Task description — Provide an exact reproduction of every entry.

Data supplied —
'''

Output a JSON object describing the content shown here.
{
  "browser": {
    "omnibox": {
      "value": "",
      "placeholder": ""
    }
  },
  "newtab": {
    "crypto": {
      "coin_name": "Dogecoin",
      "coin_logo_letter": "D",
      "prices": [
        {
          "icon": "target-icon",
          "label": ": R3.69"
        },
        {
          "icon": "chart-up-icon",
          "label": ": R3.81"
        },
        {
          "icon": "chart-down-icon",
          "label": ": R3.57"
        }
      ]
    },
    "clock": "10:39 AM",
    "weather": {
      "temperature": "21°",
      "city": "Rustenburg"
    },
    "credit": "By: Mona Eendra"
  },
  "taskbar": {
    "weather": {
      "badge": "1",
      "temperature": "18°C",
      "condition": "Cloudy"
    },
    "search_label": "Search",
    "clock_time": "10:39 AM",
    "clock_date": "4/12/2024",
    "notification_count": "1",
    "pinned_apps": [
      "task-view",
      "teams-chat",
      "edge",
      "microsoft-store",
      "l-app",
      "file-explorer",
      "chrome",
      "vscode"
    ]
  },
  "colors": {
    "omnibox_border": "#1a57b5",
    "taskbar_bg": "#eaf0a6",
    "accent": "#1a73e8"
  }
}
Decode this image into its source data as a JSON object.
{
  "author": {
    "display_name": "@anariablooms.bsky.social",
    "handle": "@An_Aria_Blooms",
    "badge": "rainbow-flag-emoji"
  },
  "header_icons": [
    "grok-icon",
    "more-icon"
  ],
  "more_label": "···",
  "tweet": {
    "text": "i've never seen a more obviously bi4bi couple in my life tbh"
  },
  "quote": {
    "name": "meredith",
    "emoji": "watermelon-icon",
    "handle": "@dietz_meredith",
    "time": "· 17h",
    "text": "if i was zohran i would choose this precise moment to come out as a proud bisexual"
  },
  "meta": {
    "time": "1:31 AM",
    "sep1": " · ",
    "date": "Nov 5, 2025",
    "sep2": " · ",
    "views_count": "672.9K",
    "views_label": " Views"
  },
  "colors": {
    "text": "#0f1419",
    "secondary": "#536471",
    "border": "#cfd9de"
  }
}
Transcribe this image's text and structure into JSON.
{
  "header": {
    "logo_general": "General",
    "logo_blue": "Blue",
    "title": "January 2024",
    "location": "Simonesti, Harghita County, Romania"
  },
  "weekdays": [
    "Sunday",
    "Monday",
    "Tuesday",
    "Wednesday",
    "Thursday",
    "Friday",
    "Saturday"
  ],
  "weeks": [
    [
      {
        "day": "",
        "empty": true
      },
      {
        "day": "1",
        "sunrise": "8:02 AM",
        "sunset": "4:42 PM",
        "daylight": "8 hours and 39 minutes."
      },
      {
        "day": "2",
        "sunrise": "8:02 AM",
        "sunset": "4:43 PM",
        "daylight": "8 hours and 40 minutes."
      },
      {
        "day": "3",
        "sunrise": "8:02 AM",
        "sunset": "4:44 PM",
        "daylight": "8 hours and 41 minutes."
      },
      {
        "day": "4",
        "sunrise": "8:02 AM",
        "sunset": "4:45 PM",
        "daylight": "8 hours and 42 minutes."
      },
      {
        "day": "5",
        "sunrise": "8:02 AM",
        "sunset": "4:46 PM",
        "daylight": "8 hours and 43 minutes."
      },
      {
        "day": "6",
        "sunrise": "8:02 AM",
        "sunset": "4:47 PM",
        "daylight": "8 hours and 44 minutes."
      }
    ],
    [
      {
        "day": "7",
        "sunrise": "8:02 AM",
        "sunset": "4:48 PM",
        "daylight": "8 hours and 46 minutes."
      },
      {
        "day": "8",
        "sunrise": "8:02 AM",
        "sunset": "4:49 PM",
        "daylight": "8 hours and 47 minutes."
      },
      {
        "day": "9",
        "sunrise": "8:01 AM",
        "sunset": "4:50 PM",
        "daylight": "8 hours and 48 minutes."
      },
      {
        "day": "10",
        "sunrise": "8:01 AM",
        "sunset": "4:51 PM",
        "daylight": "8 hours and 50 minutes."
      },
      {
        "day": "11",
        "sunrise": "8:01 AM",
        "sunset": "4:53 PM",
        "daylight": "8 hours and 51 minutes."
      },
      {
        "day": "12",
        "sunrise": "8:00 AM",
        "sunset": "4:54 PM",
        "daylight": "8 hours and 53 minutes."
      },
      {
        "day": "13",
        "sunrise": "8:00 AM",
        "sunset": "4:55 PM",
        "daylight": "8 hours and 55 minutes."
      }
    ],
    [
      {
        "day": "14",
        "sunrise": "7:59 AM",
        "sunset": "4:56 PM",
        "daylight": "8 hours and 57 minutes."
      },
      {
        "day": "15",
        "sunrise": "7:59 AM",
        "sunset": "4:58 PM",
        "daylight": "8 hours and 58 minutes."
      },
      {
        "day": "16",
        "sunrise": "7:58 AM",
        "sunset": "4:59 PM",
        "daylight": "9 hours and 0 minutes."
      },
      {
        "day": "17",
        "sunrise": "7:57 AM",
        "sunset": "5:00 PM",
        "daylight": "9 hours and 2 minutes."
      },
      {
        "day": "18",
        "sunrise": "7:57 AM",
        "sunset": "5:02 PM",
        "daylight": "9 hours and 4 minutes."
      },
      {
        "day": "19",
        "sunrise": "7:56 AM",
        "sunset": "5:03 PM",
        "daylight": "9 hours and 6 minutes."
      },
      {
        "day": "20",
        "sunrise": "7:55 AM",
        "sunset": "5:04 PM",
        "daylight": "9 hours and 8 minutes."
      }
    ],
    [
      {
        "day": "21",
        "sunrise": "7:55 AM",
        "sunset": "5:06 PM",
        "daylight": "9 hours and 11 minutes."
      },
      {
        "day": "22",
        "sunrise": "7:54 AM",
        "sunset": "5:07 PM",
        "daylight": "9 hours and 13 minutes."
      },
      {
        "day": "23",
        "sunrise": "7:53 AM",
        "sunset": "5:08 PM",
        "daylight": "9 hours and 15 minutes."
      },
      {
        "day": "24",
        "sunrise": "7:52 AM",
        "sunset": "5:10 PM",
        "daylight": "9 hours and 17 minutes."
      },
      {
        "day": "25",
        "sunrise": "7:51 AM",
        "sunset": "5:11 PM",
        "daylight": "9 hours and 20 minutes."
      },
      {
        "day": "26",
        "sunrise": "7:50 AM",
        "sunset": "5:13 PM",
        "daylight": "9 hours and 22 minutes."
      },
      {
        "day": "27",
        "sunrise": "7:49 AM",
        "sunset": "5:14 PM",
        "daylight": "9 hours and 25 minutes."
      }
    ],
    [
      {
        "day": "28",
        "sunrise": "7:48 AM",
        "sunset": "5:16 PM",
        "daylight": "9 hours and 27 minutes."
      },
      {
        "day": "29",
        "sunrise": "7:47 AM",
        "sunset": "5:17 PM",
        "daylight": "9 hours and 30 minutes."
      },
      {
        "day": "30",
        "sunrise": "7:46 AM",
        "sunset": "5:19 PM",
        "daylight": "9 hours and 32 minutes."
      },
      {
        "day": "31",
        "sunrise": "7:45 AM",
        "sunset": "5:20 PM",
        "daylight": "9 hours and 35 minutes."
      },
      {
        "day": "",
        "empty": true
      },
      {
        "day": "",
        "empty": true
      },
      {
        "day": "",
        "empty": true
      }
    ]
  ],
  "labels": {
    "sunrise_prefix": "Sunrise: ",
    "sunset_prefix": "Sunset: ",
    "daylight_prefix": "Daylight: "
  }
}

'''

Complete response —
Output a JSON object describing the content shown here.
{
  "browser": {
    "omnibox": {
      "value": "",
      "placeholder": ""
    }
  },
  "newtab": {
    "crypto": {
      "coin_name": "Dogecoin",
      "coin_logo_letter": "D",
      "prices": [
        {
          "icon": "target-icon",
          "label": ": R3.69"
        },
        {
          "icon": "chart-up-icon",
          "label": ": R3.81"
        },
        {
          "icon": "chart-down-icon",
          "label": ": R3.57"
        }
      ]
    },
    "clock": "10:39 AM",
    "weather": {
      "temperature": "21°",
      "city": "Rustenburg"
    },
    "credit": "By: Mona Eendra"
  },
  "taskbar": {
    "weather": {
      "badge": "1",
      "temperature": "18°C",
      "condition": "Cloudy"
    },
    "search_label": "Search",
    "clock_time": "10:39 AM",
    "clock_date": "4/12/2024",
    "notification_count": "1",
    "pinned_apps": [
      "task-view",
      "teams-chat",
      "edge",
      "microsoft-store",
      "l-app",
      "file-explorer",
      "chrome",
      "vscode"
    ]
  },
  "colors": {
    "omnibox_border": "#1a57b5",
    "taskbar_bg": "#eaf0a6",
    "accent": "#1a73e8"
  }
}
Decode this image into its source data as a JSON object.
{
  "author": {
    "display_name": "@anariablooms.bsky.social",
    "handle": "@An_Aria_Blooms",
    "badge": "rainbow-flag-emoji"
  },
  "header_icons": [
    "grok-icon",
    "more-icon"
  ],
  "more_label": "···",
  "tweet": {
    "text": "i've never seen a more obviously bi4bi couple in my life tbh"
  },
  "quote": {
    "name": "meredith",
    "emoji": "watermelon-icon",
    "handle": "@dietz_meredith",
    "time": "· 17h",
    "text": "if i was zohran i would choose this precise moment to come out as a proud bisexual"
  },
  "meta": {
    "time": "1:31 AM",
    "sep1": " · ",
    "date": "Nov 5, 2025",
    "sep2": " · ",
    "views_count": "672.9K",
    "views_label": " Views"
  },
  "colors": {
    "text": "#0f1419",
    "secondary": "#536471",
    "border": "#cfd9de"
  }
}
Transcribe this image's text and structure into JSON.
{
  "header": {
    "logo_general": "General",
    "logo_blue": "Blue",
    "title": "January 2024",
    "location": "Simonesti, Harghita County, Romania"
  },
  "weekdays": [
    "Sunday",
    "Monday",
    "Tuesday",
    "Wednesday",
    "Thursday",
    "Friday",
    "Saturday"
  ],
  "weeks": [
    [
      {
        "day": "",
        "empty": true
      },
      {
        "day": "1",
        "sunrise": "8:02 AM",
        "sunset": "4:42 PM",
        "daylight": "8 hours and 39 minutes."
      },
      {
        "day": "2",
        "sunrise": "8:02 AM",
        "sunset": "4:43 PM",
        "daylight": "8 hours and 40 minutes."
      },
      {
        "day": "3",
        "sunrise": "8:02 AM",
        "sunset": "4:44 PM",
        "daylight": "8 hours and 41 minutes."
      },
      {
        "day": "4",
        "sunrise": "8:02 AM",
        "sunset": "4:45 PM",
        "daylight": "8 hours and 42 minutes."
      },
      {
        "day": "5",
        "sunrise": "8:02 AM",
        "sunset": "4:46 PM",
        "daylight": "8 hours and 43 minutes."
      },
      {
        "day": "6",
        "sunrise": "8:02 AM",
        "sunset": "4:47 PM",
        "daylight": "8 hours and 44 minutes."
      }
    ],
    [
      {
        "day": "7",
        "sunrise": "8:02 AM",
        "sunset": "4:48 PM",
        "daylight": "8 hours and 46 minutes."
      },
      {
        "day": "8",
        "sunrise": "8:02 AM",
        "sunset": "4:49 PM",
        "daylight": "8 hours and 47 minutes."
      },
      {
        "day": "9",
        "sunrise": "8:01 AM",
        "sunset": "4:50 PM",
        "daylight": "8 hours and 48 minutes."
      },
      {
        "day": "10",
        "sunrise": "8:01 AM",
        "sunset": "4:51 PM",
        "daylight": "8 hours and 50 minutes."
      },
      {
        "day": "11",
        "sunrise": "8:01 AM",
        "sunset": "4:53 PM",
        "daylight": "8 hours and 51 minutes."
      },
      {
        "day": "12",
        "sunrise": "8:00 AM",
        "sunset": "4:54 PM",
        "daylight": "8 hours and 53 minutes."
      },
      {
        "day": "13",
        "sunrise": "8:00 AM",
        "sunset": "4:55 PM",
        "daylight": "8 hours and 55 minutes."
      }
    ],
    [
      {
        "day": "14",
        "sunrise": "7:59 AM",
        "sunset": "4:56 PM",
        "daylight": "8 hours and 57 minutes."
      },
      {
        "day": "15",
        "sunrise": "7:59 AM",
        "sunset": "4:58 PM",
        "daylight": "8 hours and 58 minutes."
      },
      {
        "day": "16",
        "sunrise": "7:58 AM",
        "sunset": "4:59 PM",
        "daylight": "9 hours and 0 minutes."
      },
      {
        "day": "17",
        "sunrise": "7:57 AM",
        "sunset": "5:00 PM",
        "daylight": "9 hours and 2 minutes."
      },
      {
        "day": "18",
        "sunrise": "7:57 AM",
        "sunset": "5:02 PM",
        "daylight": "9 hours and 4 minutes."
      },
      {
        "day": "19",
        "sunrise": "7:56 AM",
        "sunset": "5:03 PM",
        "daylight": "9 hours and 6 minutes."
      },
      {
        "day": "20",
        "sunrise": "7:55 AM",
        "sunset": "5:04 PM",
        "daylight": "9 hours and 8 minutes."
      }
    ],
    [
      {
        "day": "21",
        "sunrise": "7:55 AM",
        "sunset": "5:06 PM",
        "daylight": "9 hours and 11 minutes."
      },
      {
        "day": "22",
        "sunrise": "7:54 AM",
        "sunset": "5:07 PM",
        "daylight": "9 hours and 13 minutes."
      },
      {
        "day": "23",
        "sunrise": "7:53 AM",
        "sunset": "5:08 PM",
        "daylight": "9 hours and 15 minutes."
      },
      {
        "day": "24",
        "sunrise": "7:52 AM",
        "sunset": "5:10 PM",
        "daylight": "9 hours and 17 minutes."
      },
      {
        "day": "25",
        "sunrise": "7:51 AM",
        "sunset": "5:11 PM",
        "daylight": "9 hours and 20 minutes."
      },
      {
        "day": "26",
        "sunrise": "7:50 AM",
        "sunset": "5:13 PM",
        "daylight": "9 hours and 22 minutes."
      },
      {
        "day": "27",
        "sunrise": "7:49 AM",
        "sunset": "5:14 PM",
        "daylight": "9 hours and 25 minutes."
      }
    ],
    [
      {
        "day": "28",
        "sunrise": "7:48 AM",
        "sunset": "5:16 PM",
        "daylight": "9 hours and 27 minutes."
      },
      {
        "day": "29",
        "sunrise": "7:47 AM",
        "sunset": "5:17 PM",
        "daylight": "9 hours and 30 minutes."
      },
      {
        "day": "30",
        "sunrise": "7:46 AM",
        "sunset": "5:19 PM",
        "daylight": "9 hours and 32 minutes."
      },
      {
        "day": "31",
        "sunrise": "7:45 AM",
        "sunset": "5:20 PM",
        "daylight": "9 hours and 35 minutes."
      },
      {
        "day": "",
        "empty": true
      },
      {
        "day": "",
        "empty": true
      },
      {
        "day": "",
        "empty": true
      }
    ]
  ],
  "labels": {
    "sunrise_prefix": "Sunrise: ",
    "sunset_prefix": "Sunset: ",
    "daylight_prefix": "Daylight: "
  }
}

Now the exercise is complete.